DATA FOR THIS TASK →

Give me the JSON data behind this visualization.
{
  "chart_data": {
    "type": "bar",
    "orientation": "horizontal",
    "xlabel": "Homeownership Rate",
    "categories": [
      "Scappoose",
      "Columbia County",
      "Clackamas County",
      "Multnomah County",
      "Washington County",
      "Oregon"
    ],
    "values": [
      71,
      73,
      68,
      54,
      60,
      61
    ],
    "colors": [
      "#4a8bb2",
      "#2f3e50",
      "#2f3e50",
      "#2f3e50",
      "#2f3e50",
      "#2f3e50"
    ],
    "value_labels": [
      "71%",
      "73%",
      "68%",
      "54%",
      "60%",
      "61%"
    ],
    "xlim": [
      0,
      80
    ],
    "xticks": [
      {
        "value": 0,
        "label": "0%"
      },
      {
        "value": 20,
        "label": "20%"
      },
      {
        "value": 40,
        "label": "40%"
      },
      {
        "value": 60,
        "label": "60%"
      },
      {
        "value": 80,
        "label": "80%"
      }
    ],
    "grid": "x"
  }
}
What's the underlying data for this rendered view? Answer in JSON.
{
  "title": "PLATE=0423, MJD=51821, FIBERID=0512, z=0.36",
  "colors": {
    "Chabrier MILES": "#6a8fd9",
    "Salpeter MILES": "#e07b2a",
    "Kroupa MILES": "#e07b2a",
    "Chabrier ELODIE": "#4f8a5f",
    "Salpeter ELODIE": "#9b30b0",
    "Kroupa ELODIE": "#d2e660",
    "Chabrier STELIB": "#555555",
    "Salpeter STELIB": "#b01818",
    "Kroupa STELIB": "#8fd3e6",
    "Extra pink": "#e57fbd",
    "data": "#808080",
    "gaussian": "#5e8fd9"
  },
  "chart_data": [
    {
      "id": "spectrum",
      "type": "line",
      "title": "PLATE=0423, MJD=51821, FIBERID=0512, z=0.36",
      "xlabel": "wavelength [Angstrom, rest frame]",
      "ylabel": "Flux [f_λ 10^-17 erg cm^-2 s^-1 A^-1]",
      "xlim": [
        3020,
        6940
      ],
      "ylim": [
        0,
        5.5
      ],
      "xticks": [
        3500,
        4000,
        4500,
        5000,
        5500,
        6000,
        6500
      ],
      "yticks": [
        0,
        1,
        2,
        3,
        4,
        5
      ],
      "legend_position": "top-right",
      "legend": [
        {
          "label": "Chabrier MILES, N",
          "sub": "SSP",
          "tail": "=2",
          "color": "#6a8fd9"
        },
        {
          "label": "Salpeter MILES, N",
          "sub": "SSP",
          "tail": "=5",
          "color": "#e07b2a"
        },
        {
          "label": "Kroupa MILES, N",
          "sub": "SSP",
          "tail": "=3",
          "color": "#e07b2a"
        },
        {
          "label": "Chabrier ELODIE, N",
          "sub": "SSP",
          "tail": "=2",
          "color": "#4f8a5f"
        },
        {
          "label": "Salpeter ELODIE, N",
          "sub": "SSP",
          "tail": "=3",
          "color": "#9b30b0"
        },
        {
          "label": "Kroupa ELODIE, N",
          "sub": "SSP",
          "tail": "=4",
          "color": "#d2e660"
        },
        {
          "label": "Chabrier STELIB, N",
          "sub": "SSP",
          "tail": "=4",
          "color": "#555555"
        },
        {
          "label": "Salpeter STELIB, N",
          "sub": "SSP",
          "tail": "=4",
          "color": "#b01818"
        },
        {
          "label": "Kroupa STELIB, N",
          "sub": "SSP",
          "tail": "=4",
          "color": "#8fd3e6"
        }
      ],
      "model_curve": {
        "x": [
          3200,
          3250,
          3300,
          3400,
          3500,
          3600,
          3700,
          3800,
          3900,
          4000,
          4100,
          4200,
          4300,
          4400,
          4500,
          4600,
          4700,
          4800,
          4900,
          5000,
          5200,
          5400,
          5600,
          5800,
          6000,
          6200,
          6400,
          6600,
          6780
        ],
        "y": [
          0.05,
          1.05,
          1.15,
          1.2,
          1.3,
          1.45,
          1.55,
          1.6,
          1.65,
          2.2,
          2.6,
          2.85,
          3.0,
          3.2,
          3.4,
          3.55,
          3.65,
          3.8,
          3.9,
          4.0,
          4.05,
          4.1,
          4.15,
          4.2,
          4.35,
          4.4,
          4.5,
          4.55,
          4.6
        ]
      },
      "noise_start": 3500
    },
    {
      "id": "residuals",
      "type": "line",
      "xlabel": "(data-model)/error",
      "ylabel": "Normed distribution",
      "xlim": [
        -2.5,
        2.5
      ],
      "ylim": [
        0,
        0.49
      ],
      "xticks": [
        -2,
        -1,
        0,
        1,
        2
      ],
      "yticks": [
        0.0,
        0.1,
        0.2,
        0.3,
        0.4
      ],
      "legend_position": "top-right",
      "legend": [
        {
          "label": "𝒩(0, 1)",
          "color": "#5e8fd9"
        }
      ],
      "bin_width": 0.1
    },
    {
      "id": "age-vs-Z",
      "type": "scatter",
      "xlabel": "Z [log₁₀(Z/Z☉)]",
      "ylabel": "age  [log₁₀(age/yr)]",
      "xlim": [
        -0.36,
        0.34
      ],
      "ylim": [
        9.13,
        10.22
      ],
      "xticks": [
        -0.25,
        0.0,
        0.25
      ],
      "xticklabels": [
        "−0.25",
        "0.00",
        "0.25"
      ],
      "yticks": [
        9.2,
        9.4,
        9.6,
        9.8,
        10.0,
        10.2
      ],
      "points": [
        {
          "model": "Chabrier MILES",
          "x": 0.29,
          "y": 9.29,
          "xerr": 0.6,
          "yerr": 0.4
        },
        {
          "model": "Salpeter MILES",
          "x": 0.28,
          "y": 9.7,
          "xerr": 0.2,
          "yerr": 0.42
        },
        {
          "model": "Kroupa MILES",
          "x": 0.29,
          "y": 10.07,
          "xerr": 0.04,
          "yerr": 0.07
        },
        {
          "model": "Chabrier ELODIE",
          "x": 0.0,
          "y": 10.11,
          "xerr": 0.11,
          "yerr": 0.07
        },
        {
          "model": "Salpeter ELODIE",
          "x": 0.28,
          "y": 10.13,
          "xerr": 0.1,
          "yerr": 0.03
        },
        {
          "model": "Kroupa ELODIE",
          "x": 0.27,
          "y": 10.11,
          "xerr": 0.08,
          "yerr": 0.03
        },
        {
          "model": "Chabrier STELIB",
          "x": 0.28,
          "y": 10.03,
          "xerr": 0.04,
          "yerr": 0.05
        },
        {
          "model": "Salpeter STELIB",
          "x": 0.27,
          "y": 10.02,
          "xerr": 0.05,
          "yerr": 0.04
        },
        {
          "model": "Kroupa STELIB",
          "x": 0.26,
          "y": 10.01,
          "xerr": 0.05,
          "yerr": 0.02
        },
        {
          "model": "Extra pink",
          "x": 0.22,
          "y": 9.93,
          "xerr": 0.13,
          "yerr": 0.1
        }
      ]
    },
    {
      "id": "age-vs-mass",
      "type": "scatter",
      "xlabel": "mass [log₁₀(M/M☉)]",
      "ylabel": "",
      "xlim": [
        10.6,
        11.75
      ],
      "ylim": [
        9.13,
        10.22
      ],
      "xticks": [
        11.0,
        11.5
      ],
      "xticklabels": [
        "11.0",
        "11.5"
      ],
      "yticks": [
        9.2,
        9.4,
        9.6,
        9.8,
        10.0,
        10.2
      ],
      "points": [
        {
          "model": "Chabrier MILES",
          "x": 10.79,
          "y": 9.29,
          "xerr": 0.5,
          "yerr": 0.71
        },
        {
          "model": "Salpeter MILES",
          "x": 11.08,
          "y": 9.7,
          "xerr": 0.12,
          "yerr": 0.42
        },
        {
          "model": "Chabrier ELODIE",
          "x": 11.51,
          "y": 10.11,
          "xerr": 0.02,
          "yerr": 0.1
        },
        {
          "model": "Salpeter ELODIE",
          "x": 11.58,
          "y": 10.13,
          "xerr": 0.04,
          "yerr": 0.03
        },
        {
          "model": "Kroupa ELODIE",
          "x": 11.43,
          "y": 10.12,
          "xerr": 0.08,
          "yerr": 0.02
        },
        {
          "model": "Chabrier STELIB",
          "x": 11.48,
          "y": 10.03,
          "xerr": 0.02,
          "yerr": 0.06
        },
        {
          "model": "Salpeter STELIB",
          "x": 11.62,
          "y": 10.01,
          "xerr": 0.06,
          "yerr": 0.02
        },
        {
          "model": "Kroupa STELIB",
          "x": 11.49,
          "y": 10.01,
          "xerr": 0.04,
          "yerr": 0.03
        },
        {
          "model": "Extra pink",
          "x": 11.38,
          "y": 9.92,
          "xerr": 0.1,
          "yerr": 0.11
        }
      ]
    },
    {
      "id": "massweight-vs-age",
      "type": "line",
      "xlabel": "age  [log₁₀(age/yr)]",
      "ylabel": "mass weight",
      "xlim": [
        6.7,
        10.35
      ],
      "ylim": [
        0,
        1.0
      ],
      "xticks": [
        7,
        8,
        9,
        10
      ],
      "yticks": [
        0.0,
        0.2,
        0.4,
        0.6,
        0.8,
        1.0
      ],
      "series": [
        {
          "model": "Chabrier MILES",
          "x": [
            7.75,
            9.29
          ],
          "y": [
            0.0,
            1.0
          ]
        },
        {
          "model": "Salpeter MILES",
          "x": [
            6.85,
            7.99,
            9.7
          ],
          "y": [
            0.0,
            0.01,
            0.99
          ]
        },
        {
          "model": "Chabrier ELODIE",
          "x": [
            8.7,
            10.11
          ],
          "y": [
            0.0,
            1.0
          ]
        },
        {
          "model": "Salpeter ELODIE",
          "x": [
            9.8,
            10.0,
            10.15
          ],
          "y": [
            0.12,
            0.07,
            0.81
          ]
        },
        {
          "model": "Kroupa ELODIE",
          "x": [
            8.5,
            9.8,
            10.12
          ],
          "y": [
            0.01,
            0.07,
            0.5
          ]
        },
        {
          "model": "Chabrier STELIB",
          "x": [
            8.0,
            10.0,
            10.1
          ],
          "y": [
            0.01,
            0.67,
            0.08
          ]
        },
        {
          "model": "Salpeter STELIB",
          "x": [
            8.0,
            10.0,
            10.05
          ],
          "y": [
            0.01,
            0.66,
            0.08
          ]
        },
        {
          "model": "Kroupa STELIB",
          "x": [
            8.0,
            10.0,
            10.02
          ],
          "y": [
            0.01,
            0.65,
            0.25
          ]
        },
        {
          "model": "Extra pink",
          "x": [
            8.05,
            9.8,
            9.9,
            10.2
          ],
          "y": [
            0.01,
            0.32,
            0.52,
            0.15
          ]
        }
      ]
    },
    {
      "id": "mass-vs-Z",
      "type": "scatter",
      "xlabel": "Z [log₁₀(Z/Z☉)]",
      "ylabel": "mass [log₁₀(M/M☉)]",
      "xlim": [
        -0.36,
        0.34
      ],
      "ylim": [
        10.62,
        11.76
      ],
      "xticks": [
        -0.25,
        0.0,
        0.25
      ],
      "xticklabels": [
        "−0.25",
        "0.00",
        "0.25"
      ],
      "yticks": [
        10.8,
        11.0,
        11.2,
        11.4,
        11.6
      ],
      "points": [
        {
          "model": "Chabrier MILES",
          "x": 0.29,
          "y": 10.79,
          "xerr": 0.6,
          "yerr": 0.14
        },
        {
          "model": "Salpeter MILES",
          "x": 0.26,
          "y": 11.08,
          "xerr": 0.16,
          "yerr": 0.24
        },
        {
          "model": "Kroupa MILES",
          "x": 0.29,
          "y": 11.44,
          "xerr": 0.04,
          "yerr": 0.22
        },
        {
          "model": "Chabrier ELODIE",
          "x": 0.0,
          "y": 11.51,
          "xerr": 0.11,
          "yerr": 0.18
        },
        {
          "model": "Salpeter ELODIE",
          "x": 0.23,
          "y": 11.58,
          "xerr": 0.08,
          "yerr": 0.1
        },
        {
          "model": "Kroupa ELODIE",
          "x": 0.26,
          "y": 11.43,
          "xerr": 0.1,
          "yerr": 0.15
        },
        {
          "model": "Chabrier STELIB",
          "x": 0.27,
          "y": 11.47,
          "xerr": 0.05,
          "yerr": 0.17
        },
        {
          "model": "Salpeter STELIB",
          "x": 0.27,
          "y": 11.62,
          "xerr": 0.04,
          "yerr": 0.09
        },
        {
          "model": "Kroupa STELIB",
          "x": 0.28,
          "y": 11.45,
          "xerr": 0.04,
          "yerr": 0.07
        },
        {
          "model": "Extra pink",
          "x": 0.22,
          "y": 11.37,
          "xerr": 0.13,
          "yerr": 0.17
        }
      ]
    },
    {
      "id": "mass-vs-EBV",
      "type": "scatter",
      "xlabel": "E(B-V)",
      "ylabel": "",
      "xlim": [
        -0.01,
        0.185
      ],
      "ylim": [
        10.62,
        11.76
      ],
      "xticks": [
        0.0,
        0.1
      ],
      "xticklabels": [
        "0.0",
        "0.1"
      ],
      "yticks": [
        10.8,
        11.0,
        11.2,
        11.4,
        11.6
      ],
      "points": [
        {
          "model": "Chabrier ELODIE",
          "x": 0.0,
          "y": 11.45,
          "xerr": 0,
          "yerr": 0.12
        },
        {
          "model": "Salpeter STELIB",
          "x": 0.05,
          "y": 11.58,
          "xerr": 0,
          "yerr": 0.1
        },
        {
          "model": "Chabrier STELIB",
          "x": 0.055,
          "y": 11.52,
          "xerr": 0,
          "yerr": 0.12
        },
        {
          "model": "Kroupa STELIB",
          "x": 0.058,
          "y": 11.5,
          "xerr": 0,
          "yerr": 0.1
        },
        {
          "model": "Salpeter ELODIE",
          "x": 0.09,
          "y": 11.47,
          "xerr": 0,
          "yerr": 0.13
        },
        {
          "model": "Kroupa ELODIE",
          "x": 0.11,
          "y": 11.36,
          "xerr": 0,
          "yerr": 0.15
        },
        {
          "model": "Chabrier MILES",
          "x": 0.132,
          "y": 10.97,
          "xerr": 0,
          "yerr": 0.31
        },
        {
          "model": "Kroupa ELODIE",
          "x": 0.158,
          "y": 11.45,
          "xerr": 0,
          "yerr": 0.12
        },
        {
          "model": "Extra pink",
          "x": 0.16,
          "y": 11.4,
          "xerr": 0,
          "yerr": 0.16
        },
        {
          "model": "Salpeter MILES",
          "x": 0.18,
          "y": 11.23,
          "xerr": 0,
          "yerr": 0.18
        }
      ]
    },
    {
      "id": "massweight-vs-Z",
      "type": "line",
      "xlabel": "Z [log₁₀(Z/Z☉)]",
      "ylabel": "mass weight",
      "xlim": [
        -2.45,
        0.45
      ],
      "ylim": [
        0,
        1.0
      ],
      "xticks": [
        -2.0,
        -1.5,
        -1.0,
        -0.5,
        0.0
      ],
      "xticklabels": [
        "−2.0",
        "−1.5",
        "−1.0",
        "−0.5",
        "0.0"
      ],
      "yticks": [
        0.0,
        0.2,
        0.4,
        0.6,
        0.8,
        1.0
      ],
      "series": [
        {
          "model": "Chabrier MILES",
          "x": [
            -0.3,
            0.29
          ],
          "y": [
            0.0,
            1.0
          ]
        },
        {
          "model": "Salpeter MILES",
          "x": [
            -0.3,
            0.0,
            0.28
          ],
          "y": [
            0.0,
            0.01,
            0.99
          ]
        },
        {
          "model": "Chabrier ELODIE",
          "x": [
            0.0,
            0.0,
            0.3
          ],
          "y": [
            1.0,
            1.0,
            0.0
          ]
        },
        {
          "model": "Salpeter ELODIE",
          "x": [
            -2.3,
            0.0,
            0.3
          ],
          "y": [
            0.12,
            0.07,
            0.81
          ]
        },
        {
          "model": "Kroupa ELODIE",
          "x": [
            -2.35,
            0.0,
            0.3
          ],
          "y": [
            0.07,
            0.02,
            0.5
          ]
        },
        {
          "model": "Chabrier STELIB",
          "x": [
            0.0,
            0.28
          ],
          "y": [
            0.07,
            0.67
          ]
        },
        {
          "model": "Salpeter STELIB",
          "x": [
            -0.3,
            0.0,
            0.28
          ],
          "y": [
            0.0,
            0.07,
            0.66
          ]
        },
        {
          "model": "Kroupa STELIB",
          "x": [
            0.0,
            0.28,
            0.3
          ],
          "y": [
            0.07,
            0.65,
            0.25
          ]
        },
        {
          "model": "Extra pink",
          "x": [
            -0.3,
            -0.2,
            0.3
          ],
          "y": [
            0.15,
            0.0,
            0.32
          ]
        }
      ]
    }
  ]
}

PROBLEM → How many lines of these entries contain the string "PLATE"? Reply with the number alone.

ANSWER FOR THE TASK → 2